*Goal:* State the number of lines that include the string "name", and write nothing else.
-- START OF Records for the task --
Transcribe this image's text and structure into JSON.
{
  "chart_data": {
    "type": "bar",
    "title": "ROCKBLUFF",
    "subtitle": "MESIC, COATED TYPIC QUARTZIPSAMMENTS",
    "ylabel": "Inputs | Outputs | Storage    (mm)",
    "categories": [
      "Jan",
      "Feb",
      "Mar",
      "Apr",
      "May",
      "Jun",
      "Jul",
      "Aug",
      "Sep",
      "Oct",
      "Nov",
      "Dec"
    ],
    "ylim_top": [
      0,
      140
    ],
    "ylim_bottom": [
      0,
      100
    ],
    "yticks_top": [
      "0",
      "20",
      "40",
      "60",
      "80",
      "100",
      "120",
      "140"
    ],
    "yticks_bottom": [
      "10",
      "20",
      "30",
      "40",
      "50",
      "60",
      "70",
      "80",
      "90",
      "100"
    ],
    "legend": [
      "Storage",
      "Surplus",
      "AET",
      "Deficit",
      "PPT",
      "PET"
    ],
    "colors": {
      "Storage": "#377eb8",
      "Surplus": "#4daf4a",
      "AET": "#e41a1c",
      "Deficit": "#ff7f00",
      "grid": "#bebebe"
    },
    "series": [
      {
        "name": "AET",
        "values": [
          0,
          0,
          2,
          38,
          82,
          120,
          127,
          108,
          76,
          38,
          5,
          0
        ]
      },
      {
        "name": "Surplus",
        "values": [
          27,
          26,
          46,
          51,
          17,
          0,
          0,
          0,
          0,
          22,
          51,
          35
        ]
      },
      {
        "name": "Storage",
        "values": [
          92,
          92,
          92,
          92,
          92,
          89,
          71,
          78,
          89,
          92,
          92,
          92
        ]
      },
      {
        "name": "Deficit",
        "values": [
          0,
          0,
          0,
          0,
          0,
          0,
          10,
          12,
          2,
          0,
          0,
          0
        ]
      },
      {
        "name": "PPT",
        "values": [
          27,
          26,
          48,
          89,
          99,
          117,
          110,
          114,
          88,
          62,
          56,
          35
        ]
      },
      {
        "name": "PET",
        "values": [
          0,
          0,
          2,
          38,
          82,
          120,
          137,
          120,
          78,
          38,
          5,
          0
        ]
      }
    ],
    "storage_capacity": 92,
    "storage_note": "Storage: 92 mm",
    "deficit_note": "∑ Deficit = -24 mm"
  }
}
-- END OF Records for the task --
*Result of the exercise:* 6